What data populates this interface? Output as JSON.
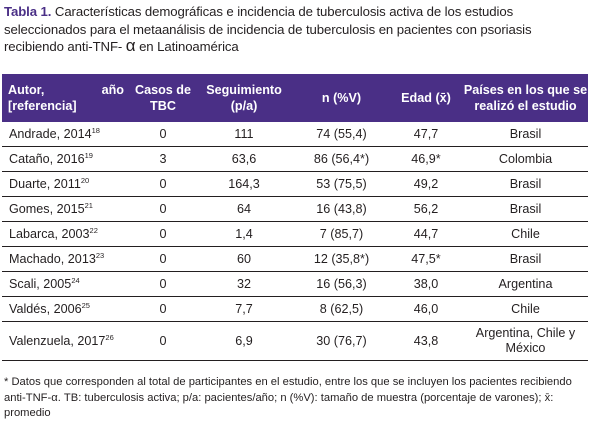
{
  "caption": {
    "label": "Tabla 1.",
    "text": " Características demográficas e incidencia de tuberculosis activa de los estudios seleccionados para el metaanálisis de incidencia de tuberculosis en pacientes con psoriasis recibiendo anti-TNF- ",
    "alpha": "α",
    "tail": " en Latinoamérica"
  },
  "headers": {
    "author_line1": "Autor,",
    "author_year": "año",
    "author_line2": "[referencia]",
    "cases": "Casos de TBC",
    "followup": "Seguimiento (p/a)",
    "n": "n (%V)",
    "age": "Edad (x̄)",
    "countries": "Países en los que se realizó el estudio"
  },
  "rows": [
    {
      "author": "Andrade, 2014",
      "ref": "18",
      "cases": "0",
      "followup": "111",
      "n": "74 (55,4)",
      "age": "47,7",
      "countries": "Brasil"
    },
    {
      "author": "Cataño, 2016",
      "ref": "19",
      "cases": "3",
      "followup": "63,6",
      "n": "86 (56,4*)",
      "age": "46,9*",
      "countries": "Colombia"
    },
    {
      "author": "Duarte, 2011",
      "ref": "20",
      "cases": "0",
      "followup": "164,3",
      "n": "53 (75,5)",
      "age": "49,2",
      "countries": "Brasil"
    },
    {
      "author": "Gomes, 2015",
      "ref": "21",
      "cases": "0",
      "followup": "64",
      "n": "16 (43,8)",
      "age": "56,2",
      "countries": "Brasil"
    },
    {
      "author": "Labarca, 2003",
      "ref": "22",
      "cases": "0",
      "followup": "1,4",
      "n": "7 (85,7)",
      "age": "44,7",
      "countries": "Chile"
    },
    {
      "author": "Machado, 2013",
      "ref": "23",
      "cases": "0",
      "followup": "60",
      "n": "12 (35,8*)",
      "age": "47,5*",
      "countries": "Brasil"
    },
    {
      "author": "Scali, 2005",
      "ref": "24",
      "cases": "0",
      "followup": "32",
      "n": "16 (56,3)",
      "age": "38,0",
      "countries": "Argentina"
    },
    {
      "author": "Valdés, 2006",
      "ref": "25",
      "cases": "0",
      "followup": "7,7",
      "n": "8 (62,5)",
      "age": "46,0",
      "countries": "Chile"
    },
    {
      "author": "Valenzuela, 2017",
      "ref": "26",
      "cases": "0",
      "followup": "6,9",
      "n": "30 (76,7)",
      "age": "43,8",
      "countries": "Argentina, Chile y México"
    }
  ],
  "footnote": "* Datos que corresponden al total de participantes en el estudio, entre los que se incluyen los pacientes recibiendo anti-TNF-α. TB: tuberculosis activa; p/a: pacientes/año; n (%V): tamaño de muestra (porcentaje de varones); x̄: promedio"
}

------------------------------------

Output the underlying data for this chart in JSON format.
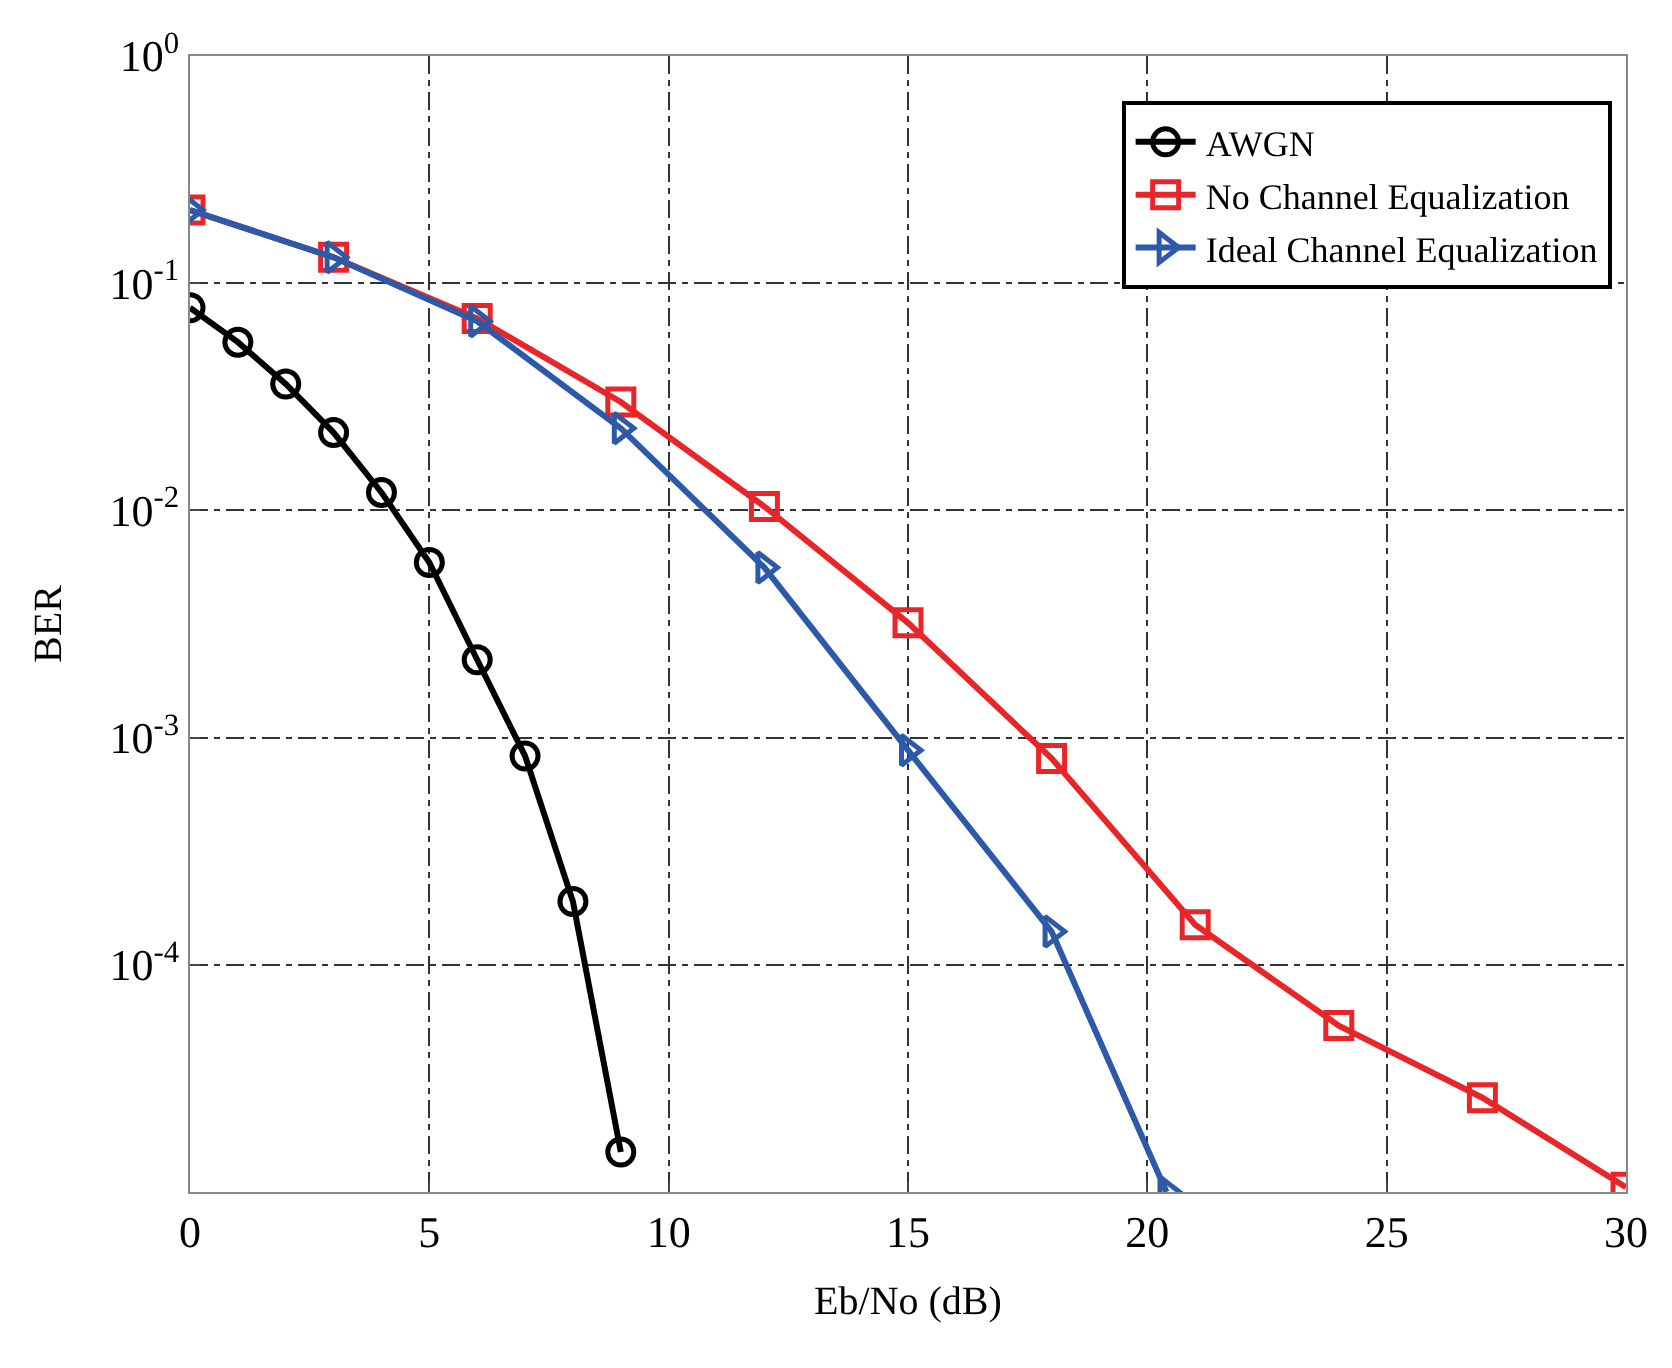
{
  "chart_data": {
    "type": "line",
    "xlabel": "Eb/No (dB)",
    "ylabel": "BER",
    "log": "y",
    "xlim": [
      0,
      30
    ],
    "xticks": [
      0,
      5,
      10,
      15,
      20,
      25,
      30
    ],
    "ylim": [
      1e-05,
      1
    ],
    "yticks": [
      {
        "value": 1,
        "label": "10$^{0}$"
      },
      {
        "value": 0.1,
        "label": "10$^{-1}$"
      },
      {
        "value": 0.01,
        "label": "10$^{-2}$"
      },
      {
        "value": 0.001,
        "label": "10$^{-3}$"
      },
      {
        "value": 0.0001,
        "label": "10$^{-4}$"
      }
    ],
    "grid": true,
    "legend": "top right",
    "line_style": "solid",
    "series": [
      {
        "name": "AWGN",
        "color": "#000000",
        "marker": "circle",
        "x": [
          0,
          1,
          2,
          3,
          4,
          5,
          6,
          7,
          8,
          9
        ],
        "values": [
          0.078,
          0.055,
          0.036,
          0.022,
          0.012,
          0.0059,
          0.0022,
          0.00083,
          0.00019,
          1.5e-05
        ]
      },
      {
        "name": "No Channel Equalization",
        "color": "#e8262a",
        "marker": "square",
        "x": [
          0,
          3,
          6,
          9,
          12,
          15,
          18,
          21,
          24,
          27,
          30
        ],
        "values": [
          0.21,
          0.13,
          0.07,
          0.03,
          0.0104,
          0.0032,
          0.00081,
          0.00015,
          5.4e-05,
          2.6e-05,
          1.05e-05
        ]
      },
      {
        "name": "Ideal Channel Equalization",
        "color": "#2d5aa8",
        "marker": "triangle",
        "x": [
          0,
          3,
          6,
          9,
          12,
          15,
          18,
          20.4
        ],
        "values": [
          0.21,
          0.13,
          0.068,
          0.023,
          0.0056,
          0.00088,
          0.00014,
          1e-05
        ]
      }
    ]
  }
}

------------------------------------

### Work instructions
Whenever "Channel" turns up in a line, pick that line out.

### Correct output
        "name": "No Channel Equalization",
        "name": "Ideal Channel Equalization",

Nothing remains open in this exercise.